=== PROBLEM REQUIREMENTS ===
In full and without alteration, repeat the material.

=== INFORMATION SUPPLIED ===

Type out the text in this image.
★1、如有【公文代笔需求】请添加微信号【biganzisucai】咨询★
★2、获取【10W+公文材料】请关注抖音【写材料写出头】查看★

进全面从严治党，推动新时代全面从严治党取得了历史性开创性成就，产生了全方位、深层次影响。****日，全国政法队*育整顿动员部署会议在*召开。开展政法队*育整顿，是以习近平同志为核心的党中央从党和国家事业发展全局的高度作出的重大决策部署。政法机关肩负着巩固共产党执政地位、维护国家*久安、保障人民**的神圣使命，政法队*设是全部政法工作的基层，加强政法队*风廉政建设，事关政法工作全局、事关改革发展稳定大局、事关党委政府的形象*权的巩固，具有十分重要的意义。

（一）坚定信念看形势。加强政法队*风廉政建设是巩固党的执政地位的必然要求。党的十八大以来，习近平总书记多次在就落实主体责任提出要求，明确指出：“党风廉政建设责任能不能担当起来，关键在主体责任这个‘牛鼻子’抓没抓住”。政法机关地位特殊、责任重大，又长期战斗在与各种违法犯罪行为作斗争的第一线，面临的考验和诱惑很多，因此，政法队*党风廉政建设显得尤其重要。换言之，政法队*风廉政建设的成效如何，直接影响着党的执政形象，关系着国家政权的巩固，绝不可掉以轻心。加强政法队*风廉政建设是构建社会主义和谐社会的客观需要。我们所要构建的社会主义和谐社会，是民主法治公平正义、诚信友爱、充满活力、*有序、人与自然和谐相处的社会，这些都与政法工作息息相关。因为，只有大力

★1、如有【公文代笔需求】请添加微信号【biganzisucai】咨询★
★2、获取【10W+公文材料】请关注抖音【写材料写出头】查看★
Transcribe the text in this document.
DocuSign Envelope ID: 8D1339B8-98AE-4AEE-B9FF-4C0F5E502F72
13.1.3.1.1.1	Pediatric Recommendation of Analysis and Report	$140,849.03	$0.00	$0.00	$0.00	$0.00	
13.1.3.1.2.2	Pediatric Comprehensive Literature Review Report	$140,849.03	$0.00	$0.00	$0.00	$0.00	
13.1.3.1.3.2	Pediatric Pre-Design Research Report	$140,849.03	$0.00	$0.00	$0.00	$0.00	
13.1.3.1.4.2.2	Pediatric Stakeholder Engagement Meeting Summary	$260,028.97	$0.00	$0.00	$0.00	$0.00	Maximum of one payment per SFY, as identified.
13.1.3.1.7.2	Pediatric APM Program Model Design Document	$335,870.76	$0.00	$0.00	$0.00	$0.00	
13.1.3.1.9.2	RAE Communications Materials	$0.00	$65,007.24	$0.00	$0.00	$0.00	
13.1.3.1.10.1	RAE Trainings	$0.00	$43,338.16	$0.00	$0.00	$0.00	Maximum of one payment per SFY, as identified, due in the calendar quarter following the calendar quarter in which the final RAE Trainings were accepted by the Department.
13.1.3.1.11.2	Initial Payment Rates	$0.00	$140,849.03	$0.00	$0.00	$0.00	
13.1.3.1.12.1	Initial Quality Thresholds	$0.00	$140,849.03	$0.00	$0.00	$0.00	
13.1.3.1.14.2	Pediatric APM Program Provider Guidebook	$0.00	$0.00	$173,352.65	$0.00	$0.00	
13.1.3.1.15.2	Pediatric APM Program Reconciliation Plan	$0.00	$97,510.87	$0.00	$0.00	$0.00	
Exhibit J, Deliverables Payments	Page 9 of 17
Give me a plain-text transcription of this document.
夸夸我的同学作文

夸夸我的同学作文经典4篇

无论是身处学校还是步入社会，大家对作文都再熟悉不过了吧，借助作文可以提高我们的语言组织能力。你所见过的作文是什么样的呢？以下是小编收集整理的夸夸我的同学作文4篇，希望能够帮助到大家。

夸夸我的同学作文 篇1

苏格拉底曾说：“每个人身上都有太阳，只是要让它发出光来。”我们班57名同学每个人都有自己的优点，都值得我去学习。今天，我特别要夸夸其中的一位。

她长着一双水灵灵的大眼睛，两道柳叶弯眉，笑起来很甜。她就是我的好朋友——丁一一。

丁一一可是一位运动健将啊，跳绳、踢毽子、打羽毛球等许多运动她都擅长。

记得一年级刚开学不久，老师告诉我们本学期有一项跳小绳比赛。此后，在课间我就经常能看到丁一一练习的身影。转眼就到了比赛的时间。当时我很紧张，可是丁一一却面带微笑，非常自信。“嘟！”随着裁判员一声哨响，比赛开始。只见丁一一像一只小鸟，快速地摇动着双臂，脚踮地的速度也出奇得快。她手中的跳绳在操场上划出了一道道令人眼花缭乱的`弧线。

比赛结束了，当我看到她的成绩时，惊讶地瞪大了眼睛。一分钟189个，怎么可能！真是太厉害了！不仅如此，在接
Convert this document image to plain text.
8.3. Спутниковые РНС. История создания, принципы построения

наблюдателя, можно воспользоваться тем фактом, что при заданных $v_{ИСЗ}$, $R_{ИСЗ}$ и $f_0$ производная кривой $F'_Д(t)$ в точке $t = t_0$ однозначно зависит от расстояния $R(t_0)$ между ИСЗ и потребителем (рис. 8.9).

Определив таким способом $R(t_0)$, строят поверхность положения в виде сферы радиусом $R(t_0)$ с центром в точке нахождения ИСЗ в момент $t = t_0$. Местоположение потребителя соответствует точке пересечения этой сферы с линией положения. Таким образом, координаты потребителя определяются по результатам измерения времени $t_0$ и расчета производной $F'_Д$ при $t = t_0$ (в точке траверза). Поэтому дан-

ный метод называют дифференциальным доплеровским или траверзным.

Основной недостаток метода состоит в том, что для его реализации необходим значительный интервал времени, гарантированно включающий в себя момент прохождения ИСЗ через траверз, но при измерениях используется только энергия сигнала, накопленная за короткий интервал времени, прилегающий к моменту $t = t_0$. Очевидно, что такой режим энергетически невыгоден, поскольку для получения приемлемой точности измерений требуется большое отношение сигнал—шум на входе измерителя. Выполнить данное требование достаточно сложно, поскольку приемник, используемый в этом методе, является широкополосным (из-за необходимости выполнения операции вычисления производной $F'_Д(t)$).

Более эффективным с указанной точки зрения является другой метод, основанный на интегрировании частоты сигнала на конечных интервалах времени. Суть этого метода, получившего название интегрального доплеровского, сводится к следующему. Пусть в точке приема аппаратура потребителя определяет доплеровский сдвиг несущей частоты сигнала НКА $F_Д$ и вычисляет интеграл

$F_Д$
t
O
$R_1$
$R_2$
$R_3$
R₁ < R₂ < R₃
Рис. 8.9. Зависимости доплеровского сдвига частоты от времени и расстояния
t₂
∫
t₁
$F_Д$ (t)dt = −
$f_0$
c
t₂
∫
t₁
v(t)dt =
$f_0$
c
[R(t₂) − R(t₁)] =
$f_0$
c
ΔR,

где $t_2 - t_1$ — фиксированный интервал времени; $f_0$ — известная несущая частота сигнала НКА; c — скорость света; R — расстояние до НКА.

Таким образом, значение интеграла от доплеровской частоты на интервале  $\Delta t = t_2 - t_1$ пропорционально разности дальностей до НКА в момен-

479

=== FINAL RESULT ===
Type out the text in this image.
★1、如有【公文代笔需求】请添加微信号【biganzisucai】咨询★
★2、获取【10W+公文材料】请关注抖音【写材料写出头】查看★

进全面从严治党，推动新时代全面从严治党取得了历史性开创性成就，产生了全方位、深层次影响。****日，全国政法队*育整顿动员部署会议在*召开。开展政法队*育整顿，是以习近平同志为核心的党中央从党和国家事业发展全局的高度作出的重大决策部署。政法机关肩负着巩固共产党执政地位、维护国家*久安、保障人民**的神圣使命，政法队*设是全部政法工作的基层，加强政法队*风廉政建设，事关政法工作全局、事关改革发展稳定大局、事关党委政府的形象*权的巩固，具有十分重要的意义。

（一）坚定信念看形势。加强政法队*风廉政建设是巩固党的执政地位的必然要求。党的十八大以来，习近平总书记多次在就落实主体责任提出要求，明确指出：“党风廉政建设责任能不能担当起来，关键在主体责任这个‘牛鼻子’抓没抓住”。政法机关地位特殊、责任重大，又长期战斗在与各种违法犯罪行为作斗争的第一线，面临的考验和诱惑很多，因此，政法队*党风廉政建设显得尤其重要。换言之，政法队*风廉政建设的成效如何，直接影响着党的执政形象，关系着国家政权的巩固，绝不可掉以轻心。加强政法队*风廉政建设是构建社会主义和谐社会的客观需要。我们所要构建的社会主义和谐社会，是民主法治公平正义、诚信友爱、充满活力、*有序、人与自然和谐相处的社会，这些都与政法工作息息相关。因为，只有大力

★1、如有【公文代笔需求】请添加微信号【biganzisucai】咨询★
★2、获取【10W+公文材料】请关注抖音【写材料写出头】查看★
Transcribe the text in this document.
DocuSign Envelope ID: 8D1339B8-98AE-4AEE-B9FF-4C0F5E502F72
13.1.3.1.1.1	Pediatric Recommendation of Analysis and Report	$140,849.03	$0.00	$0.00	$0.00	$0.00	
13.1.3.1.2.2	Pediatric Comprehensive Literature Review Report	$140,849.03	$0.00	$0.00	$0.00	$0.00	
13.1.3.1.3.2	Pediatric Pre-Design Research Report	$140,849.03	$0.00	$0.00	$0.00	$0.00	
13.1.3.1.4.2.2	Pediatric Stakeholder Engagement Meeting Summary	$260,028.97	$0.00	$0.00	$0.00	$0.00	Maximum of one payment per SFY, as identified.
13.1.3.1.7.2	Pediatric APM Program Model Design Document	$335,870.76	$0.00	$0.00	$0.00	$0.00	
13.1.3.1.9.2	RAE Communications Materials	$0.00	$65,007.24	$0.00	$0.00	$0.00	
13.1.3.1.10.1	RAE Trainings	$0.00	$43,338.16	$0.00	$0.00	$0.00	Maximum of one payment per SFY, as identified, due in the calendar quarter following the calendar quarter in which the final RAE Trainings were accepted by the Department.
13.1.3.1.11.2	Initial Payment Rates	$0.00	$140,849.03	$0.00	$0.00	$0.00	
13.1.3.1.12.1	Initial Quality Thresholds	$0.00	$140,849.03	$0.00	$0.00	$0.00	
13.1.3.1.14.2	Pediatric APM Program Provider Guidebook	$0.00	$0.00	$173,352.65	$0.00	$0.00	
13.1.3.1.15.2	Pediatric APM Program Reconciliation Plan	$0.00	$97,510.87	$0.00	$0.00	$0.00	
Exhibit J, Deliverables Payments	Page 9 of 17
Give me a plain-text transcription of this document.
夸夸我的同学作文

夸夸我的同学作文经典4篇

无论是身处学校还是步入社会，大家对作文都再熟悉不过了吧，借助作文可以提高我们的语言组织能力。你所见过的作文是什么样的呢？以下是小编收集整理的夸夸我的同学作文4篇，希望能够帮助到大家。

夸夸我的同学作文 篇1

苏格拉底曾说：“每个人身上都有太阳，只是要让它发出光来。”我们班57名同学每个人都有自己的优点，都值得我去学习。今天，我特别要夸夸其中的一位。

她长着一双水灵灵的大眼睛，两道柳叶弯眉，笑起来很甜。她就是我的好朋友——丁一一。

丁一一可是一位运动健将啊，跳绳、踢毽子、打羽毛球等许多运动她都擅长。

记得一年级刚开学不久，老师告诉我们本学期有一项跳小绳比赛。此后，在课间我就经常能看到丁一一练习的身影。转眼就到了比赛的时间。当时我很紧张，可是丁一一却面带微笑，非常自信。“嘟！”随着裁判员一声哨响，比赛开始。只见丁一一像一只小鸟，快速地摇动着双臂，脚踮地的速度也出奇得快。她手中的跳绳在操场上划出了一道道令人眼花缭乱的`弧线。

比赛结束了，当我看到她的成绩时，惊讶地瞪大了眼睛。一分钟189个，怎么可能！真是太厉害了！不仅如此，在接
Convert this document image to plain text.
8.3. Спутниковые РНС. История создания, принципы построения

наблюдателя, можно воспользоваться тем фактом, что при заданных $v_{ИСЗ}$, $R_{ИСЗ}$ и $f_0$ производная кривой $F'_Д(t)$ в точке $t = t_0$ однозначно зависит от расстояния $R(t_0)$ между ИСЗ и потребителем (рис. 8.9).

Определив таким способом $R(t_0)$, строят поверхность положения в виде сферы радиусом $R(t_0)$ с центром в точке нахождения ИСЗ в момент $t = t_0$. Местоположение потребителя соответствует точке пересечения этой сферы с линией положения. Таким образом, координаты потребителя определяются по результатам измерения времени $t_0$ и расчета производной $F'_Д$ при $t = t_0$ (в точке траверза). Поэтому дан-

ный метод называют дифференциальным доплеровским или траверзным.

Основной недостаток метода состоит в том, что для его реализации необходим значительный интервал времени, гарантированно включающий в себя момент прохождения ИСЗ через траверз, но при измерениях используется только энергия сигнала, накопленная за короткий интервал времени, прилегающий к моменту $t = t_0$. Очевидно, что такой режим энергетически невыгоден, поскольку для получения приемлемой точности измерений требуется большое отношение сигнал—шум на входе измерителя. Выполнить данное требование достаточно сложно, поскольку приемник, используемый в этом методе, является широкополосным (из-за необходимости выполнения операции вычисления производной $F'_Д(t)$).

Более эффективным с указанной точки зрения является другой метод, основанный на интегрировании частоты сигнала на конечных интервалах времени. Суть этого метода, получившего название интегрального доплеровского, сводится к следующему. Пусть в точке приема аппаратура потребителя определяет доплеровский сдвиг несущей частоты сигнала НКА $F_Д$ и вычисляет интеграл

$F_Д$
t
O
$R_1$
$R_2$
$R_3$
R₁ < R₂ < R₃
Рис. 8.9. Зависимости доплеровского сдвига частоты от времени и расстояния
t₂
∫
t₁
$F_Д$ (t)dt = −
$f_0$
c
t₂
∫
t₁
v(t)dt =
$f_0$
c
[R(t₂) − R(t₁)] =
$f_0$
c
ΔR,

где $t_2 - t_1$ — фиксированный интервал времени; $f_0$ — известная несущая частота сигнала НКА; c — скорость света; R — расстояние до НКА.

Таким образом, значение интеграла от доплеровской частоты на интервале  $\Delta t = t_2 - t_1$ пропорционально разности дальностей до НКА в момен-

479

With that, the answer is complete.